Exercise brief
In the entries below, find the lines that contain the word "också" and copy them.

Dataset records
___

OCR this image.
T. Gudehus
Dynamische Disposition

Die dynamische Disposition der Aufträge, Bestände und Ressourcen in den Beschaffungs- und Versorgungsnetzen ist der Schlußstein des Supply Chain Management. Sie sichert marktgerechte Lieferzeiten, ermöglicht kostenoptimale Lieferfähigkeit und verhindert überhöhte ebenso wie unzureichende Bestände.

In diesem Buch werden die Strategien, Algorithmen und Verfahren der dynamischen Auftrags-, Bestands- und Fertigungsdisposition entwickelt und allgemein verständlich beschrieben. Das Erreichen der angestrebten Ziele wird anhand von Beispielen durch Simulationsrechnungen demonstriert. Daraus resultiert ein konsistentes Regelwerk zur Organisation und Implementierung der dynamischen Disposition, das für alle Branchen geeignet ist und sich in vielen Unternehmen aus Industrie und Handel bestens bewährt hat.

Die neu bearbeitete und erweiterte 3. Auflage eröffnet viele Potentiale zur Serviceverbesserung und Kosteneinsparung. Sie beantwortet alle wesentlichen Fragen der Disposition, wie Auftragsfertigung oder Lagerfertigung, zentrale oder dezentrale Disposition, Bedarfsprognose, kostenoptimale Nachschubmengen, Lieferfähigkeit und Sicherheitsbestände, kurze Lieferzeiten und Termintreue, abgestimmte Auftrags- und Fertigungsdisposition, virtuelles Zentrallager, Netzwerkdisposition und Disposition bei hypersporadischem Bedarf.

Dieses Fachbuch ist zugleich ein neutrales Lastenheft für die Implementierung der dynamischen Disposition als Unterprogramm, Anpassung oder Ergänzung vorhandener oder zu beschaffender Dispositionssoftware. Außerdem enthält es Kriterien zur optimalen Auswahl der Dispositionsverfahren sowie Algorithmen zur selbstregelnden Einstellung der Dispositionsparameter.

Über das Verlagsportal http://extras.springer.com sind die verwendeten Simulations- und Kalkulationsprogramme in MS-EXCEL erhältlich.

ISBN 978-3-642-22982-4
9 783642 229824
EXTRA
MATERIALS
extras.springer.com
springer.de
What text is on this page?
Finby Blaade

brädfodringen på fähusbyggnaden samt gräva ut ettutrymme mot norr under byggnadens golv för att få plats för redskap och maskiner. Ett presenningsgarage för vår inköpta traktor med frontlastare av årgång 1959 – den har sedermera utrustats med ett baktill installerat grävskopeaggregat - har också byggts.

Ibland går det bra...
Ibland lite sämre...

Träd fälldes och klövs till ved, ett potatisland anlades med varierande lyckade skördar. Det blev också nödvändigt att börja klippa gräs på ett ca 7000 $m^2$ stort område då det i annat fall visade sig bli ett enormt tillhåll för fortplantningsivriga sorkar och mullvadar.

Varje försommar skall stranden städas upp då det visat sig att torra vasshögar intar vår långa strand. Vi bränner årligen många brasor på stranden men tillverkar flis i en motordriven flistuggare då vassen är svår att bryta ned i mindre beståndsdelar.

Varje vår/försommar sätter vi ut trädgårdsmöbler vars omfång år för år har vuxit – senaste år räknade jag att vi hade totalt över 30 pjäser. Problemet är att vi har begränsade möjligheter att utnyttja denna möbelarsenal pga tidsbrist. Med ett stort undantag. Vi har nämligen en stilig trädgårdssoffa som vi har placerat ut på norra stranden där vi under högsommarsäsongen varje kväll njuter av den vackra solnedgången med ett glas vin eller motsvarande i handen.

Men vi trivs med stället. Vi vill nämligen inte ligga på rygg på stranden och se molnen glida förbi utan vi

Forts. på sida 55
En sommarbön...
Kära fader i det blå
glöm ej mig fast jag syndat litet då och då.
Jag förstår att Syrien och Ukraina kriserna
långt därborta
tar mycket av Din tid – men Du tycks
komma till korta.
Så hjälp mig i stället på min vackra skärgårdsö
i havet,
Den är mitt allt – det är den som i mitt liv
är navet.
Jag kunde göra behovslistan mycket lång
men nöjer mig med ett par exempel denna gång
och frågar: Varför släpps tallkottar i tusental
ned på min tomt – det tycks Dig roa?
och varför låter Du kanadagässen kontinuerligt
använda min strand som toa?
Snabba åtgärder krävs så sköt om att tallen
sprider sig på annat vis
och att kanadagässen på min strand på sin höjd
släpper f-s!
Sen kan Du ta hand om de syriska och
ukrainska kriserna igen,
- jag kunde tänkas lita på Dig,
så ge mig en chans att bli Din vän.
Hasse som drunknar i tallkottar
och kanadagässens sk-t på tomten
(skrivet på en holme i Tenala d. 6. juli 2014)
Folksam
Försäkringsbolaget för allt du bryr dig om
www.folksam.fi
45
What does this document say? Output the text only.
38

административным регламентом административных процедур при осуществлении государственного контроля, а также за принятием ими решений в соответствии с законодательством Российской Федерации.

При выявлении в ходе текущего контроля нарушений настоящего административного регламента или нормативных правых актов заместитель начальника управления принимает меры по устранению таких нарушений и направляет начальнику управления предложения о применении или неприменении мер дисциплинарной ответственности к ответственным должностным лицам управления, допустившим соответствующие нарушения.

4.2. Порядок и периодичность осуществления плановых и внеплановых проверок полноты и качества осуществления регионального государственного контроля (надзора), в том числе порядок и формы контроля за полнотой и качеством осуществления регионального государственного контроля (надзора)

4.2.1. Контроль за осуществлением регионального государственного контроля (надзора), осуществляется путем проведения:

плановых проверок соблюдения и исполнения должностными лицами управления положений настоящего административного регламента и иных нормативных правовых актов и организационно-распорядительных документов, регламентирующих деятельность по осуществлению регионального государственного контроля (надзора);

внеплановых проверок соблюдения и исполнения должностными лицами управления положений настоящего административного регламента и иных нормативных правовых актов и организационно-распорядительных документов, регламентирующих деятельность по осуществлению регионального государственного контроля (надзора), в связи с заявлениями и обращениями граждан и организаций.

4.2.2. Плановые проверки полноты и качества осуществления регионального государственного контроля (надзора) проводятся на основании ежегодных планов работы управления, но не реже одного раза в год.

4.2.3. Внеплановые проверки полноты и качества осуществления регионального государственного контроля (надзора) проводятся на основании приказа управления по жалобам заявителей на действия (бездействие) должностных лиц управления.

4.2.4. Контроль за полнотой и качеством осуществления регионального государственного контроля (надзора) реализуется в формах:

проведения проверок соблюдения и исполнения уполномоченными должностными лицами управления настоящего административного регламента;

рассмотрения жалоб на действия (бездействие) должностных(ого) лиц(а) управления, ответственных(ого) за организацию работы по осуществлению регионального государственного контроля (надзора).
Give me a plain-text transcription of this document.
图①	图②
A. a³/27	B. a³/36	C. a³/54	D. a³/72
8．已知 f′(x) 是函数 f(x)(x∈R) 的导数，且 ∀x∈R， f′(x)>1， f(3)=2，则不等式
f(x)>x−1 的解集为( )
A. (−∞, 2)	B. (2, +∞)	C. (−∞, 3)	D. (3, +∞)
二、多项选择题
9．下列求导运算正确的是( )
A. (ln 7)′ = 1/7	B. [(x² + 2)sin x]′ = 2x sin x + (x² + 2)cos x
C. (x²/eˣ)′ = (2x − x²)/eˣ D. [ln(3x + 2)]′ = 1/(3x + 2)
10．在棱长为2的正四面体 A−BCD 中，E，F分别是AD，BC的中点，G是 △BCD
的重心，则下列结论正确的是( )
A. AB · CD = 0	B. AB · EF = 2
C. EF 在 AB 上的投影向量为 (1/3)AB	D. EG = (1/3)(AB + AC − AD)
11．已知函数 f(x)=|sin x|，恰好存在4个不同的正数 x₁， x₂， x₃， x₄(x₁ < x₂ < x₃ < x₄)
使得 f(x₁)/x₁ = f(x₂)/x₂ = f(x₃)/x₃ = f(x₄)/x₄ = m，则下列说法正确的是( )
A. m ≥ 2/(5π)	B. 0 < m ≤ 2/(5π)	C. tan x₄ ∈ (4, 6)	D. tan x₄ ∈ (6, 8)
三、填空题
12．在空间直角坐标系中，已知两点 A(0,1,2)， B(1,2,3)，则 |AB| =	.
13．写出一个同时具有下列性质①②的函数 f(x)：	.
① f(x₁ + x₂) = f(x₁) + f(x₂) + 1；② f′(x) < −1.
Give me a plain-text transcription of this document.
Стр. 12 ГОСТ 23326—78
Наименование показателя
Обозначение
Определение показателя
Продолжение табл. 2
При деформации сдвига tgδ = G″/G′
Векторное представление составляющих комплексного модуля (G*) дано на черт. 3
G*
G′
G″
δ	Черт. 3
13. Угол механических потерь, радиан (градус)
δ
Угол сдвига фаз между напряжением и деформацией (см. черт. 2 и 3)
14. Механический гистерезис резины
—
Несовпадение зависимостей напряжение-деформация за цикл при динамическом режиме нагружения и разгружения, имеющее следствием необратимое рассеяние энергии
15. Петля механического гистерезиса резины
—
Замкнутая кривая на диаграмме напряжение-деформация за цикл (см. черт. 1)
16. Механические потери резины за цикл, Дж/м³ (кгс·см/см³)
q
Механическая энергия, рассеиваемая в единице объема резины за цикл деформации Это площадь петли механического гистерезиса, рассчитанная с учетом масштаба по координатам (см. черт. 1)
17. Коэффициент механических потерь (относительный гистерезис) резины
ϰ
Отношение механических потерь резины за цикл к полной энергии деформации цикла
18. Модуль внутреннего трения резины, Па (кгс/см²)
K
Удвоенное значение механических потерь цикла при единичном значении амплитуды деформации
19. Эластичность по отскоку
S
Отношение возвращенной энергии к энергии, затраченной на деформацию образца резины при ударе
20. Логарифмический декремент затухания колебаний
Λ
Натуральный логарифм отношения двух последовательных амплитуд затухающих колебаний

___

Problem solution
brädfodringen på fähusbyggnaden samt gräva ut ettutrymme mot norr under byggnadens golv för att få plats för redskap och maskiner. Ett presenningsgarage för vår inköpta traktor med frontlastare av årgång 1959 – den har sedermera utrustats med ett baktill installerat grävskopeaggregat - har också byggts.
Träd fälldes och klövs till ved, ett potatisland anlades med varierande lyckade skördar. Det blev också nödvändigt att börja klippa gräs på ett ca 7000 $m^2$ stort område då det i annat fall visade sig bli ett enormt tillhåll för fortplantningsivriga sorkar och mullvadar.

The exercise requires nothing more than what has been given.